▶ _Description of the task_
Track down each line that has the word "document" and copy it.

▶ _Given entries_
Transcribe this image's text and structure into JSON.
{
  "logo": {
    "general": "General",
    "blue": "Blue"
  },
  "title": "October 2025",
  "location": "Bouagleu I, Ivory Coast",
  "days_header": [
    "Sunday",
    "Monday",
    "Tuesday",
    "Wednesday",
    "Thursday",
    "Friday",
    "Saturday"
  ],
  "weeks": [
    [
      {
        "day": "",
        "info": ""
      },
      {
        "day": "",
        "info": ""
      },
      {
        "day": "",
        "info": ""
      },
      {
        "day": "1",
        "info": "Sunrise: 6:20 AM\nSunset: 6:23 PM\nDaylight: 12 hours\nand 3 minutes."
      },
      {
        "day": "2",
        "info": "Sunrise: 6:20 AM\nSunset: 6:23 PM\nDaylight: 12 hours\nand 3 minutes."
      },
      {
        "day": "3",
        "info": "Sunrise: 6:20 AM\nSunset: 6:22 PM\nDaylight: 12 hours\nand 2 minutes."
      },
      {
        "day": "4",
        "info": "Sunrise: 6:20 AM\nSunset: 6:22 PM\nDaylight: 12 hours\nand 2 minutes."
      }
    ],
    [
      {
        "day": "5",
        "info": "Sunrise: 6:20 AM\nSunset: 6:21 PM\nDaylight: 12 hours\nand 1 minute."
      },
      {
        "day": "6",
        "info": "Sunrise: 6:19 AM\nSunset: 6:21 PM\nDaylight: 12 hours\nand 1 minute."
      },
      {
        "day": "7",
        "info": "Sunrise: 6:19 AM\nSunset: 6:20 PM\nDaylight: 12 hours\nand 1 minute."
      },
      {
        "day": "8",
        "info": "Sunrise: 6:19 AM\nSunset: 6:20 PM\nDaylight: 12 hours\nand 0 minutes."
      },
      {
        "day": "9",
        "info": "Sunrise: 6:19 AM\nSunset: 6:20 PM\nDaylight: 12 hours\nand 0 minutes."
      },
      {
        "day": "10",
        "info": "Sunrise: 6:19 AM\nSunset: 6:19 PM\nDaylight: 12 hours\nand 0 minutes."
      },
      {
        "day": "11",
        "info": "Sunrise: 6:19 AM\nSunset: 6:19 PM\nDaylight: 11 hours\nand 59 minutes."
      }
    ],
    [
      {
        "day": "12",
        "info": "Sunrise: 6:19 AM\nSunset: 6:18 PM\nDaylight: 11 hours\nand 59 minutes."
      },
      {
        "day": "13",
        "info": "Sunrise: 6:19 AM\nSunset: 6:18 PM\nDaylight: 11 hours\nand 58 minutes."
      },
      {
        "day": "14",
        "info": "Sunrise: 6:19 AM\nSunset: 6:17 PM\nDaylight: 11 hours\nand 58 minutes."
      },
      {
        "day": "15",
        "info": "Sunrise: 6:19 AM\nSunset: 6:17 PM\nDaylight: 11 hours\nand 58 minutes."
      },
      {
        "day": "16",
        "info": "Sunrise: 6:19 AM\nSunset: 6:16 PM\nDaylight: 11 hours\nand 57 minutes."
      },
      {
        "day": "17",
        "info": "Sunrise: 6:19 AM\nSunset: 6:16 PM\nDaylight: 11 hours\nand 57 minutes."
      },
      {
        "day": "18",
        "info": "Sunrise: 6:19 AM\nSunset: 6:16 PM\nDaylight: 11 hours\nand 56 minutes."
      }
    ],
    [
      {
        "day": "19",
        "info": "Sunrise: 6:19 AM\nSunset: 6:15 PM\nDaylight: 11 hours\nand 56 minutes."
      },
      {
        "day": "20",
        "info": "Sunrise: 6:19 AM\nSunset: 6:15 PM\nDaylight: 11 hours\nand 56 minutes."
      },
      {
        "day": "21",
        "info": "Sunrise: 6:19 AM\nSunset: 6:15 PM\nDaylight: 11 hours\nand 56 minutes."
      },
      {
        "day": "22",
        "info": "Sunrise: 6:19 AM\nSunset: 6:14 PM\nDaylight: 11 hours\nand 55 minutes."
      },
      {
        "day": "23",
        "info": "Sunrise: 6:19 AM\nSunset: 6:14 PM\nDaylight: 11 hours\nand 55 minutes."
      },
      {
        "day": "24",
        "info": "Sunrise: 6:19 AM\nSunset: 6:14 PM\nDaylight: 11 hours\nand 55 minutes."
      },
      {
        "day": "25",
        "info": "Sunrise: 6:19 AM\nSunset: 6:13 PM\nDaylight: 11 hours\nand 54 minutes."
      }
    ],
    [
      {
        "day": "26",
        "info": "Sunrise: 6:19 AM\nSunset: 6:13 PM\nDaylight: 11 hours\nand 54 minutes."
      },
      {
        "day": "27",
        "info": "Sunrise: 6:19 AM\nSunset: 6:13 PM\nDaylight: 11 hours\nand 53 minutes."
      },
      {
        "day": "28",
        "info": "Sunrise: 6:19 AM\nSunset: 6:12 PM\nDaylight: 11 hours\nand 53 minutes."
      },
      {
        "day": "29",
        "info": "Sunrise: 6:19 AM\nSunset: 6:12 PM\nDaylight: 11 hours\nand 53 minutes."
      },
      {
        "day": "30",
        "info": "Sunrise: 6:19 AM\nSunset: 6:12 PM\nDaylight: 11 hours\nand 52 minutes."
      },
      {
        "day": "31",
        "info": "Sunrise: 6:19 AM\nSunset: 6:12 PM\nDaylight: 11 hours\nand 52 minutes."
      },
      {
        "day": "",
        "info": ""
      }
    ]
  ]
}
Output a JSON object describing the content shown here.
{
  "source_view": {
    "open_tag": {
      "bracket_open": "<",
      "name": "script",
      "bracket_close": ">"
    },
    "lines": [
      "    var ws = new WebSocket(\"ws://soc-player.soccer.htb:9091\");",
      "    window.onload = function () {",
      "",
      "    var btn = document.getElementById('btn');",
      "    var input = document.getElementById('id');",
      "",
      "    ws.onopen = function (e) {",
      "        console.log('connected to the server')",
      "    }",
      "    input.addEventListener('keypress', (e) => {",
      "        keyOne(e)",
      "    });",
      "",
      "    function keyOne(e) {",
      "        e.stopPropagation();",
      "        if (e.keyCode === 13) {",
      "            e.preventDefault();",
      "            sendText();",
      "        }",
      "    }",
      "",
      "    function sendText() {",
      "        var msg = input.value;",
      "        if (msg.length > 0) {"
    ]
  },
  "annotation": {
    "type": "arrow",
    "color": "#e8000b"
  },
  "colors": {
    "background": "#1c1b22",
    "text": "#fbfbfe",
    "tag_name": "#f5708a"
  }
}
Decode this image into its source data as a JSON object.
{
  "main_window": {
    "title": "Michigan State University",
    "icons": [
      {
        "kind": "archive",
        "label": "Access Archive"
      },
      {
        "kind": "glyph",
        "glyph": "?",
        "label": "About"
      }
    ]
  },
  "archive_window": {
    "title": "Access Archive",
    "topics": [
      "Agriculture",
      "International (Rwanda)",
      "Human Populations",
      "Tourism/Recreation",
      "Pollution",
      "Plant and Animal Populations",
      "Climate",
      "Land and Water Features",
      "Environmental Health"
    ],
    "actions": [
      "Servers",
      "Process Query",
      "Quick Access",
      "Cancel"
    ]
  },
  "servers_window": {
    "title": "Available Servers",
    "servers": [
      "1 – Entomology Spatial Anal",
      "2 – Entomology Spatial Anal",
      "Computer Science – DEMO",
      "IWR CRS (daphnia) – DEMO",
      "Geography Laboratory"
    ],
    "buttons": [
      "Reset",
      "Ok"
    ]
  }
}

▶ _Solution below_
      "    var btn = document.getElementById('btn');",
      "    var input = document.getElementById('id');",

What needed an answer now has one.